- **Short task**: Gather all lines containing the string "Canada" and copy them out.

- **Exercise data**:
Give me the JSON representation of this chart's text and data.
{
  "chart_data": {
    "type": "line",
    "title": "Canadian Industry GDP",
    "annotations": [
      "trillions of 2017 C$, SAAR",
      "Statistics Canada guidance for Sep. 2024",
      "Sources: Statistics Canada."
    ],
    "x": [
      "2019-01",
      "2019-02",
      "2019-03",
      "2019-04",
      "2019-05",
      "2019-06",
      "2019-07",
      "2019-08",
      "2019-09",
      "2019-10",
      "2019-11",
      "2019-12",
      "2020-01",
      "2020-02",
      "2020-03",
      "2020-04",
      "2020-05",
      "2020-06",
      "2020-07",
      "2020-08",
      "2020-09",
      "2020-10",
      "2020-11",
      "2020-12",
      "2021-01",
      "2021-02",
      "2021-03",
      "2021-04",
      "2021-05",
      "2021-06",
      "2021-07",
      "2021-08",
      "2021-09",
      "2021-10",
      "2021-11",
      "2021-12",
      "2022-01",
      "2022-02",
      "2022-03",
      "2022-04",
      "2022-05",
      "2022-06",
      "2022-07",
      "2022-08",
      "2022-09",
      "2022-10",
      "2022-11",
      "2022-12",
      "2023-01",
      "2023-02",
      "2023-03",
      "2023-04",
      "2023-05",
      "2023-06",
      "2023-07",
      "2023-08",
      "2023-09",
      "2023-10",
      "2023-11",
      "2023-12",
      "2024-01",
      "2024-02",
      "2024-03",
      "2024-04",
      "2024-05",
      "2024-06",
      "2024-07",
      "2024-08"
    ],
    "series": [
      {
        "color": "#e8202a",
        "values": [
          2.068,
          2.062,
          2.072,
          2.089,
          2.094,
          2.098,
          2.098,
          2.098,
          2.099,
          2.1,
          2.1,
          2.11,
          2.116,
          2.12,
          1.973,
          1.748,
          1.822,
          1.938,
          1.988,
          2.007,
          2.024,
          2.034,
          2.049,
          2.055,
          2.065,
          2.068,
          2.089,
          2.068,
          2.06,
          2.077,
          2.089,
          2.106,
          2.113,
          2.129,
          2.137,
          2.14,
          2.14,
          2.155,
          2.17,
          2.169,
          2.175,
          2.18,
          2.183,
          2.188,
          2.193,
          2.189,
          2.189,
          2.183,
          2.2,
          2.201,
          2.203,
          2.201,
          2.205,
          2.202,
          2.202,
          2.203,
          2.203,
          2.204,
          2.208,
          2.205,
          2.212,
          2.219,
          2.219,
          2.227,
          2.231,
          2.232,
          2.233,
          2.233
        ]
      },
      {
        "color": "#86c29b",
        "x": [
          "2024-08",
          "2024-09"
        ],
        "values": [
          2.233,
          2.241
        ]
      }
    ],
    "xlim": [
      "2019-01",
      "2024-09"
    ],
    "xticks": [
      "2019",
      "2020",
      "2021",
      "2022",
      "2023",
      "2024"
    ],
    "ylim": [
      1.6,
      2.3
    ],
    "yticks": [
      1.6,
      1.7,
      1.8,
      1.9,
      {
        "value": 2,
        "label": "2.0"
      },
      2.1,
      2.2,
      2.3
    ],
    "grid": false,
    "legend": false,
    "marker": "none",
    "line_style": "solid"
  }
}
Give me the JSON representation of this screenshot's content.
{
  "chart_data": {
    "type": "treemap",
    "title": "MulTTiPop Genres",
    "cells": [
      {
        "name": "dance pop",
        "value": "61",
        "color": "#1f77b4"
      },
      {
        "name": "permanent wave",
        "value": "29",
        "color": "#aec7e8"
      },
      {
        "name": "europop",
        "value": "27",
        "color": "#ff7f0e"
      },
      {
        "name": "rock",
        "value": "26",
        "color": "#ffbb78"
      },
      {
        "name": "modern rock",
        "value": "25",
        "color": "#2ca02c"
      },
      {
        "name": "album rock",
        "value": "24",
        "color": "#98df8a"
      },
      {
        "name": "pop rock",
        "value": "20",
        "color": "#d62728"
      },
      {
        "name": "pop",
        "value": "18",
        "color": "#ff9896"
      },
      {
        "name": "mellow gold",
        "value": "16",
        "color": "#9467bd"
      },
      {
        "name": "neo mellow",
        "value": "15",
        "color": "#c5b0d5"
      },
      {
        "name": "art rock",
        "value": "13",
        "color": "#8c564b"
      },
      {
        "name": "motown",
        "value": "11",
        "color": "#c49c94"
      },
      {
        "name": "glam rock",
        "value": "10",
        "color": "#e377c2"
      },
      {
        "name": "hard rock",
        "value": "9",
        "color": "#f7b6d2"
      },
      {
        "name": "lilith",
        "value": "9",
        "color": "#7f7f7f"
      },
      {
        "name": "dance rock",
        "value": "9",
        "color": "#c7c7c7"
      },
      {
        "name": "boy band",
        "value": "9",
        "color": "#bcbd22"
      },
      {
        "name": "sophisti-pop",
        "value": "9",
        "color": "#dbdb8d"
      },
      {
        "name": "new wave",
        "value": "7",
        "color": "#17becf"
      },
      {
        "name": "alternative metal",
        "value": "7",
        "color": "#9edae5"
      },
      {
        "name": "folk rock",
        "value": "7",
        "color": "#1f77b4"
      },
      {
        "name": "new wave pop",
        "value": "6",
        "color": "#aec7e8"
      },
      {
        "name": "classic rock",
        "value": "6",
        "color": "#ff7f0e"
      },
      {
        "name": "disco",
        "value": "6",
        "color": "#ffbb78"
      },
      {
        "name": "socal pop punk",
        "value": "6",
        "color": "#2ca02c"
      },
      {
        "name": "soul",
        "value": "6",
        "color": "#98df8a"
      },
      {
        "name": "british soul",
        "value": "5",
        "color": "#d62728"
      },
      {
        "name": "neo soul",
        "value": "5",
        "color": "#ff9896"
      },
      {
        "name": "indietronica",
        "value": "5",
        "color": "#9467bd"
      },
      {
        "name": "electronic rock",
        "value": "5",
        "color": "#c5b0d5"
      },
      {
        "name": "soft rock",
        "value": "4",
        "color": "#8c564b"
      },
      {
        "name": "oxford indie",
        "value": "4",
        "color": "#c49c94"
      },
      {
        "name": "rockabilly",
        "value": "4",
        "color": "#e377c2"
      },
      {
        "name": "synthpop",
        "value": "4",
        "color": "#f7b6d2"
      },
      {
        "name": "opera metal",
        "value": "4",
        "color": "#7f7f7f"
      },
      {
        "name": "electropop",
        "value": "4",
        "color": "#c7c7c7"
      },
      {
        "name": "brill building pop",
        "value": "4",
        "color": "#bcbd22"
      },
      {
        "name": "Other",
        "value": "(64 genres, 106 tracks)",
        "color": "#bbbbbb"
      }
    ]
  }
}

- **The output**:
      "Statistics Canada guidance for Sep. 2024",
      "Sources: Statistics Canada."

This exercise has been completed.